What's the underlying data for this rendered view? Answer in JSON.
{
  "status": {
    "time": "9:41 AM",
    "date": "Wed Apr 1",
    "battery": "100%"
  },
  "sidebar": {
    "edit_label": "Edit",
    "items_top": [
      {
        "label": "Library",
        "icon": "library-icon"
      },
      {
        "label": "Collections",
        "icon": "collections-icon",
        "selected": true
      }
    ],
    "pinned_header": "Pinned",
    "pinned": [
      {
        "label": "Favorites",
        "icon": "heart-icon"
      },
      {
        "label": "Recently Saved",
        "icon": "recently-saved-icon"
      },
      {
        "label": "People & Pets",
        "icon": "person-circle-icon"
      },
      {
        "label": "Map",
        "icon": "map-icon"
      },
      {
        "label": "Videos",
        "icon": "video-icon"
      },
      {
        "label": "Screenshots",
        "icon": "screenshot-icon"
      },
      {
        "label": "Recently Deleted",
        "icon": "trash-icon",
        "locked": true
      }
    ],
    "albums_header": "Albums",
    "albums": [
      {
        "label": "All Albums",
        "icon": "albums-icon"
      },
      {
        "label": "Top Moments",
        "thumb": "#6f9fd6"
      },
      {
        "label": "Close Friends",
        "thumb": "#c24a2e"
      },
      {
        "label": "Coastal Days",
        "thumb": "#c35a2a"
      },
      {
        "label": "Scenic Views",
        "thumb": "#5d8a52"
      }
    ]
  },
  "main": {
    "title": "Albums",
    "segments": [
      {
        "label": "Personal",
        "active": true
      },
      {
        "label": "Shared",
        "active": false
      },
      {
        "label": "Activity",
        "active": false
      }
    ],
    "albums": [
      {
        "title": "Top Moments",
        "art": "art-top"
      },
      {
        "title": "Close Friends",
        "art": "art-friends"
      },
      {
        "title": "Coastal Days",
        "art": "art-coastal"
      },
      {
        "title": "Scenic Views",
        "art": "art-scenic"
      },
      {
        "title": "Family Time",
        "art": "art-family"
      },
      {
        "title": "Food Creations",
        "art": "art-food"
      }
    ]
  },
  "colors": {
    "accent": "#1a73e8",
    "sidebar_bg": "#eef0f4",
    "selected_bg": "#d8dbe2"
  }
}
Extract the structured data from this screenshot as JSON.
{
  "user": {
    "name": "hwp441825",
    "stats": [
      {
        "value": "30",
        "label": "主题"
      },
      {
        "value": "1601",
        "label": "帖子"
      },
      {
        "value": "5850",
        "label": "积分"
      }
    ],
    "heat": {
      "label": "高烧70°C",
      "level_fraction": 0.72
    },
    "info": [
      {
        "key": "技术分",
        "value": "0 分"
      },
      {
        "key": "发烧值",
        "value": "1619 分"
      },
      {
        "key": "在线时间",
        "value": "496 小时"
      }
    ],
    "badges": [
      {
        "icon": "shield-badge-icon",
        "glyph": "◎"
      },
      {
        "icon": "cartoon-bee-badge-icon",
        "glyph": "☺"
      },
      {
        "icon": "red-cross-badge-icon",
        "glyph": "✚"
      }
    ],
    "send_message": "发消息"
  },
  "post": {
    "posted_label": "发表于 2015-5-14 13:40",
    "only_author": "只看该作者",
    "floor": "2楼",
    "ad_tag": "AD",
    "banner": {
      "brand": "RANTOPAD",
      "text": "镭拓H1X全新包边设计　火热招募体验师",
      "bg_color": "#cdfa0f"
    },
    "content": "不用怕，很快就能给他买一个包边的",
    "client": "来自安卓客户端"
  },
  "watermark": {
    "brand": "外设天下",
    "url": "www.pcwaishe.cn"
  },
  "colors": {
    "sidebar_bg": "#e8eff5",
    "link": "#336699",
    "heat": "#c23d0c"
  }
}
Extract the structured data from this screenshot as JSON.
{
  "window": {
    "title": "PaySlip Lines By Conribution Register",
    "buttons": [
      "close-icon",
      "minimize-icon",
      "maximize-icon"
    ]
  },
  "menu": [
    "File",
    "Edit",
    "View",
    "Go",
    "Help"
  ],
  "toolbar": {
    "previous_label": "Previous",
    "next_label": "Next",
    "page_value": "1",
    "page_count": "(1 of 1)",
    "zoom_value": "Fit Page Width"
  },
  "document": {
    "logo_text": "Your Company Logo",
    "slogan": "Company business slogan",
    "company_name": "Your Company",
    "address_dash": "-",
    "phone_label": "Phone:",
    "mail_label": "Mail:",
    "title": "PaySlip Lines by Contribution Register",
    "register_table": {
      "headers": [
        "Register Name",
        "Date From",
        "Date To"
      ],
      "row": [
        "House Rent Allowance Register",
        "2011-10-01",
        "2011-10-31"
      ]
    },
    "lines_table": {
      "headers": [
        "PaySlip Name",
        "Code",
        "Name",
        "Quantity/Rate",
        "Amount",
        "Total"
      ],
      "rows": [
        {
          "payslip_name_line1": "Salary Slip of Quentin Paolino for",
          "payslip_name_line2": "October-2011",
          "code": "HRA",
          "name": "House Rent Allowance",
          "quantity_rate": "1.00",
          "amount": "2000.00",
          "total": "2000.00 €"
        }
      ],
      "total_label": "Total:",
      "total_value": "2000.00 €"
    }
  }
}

______________________________

**Task:** Among the lines of the data, identify those with the word "House". Copy each of them.

**In response:**
        "House Rent Allowance Register",
          "name": "House Rent Allowance",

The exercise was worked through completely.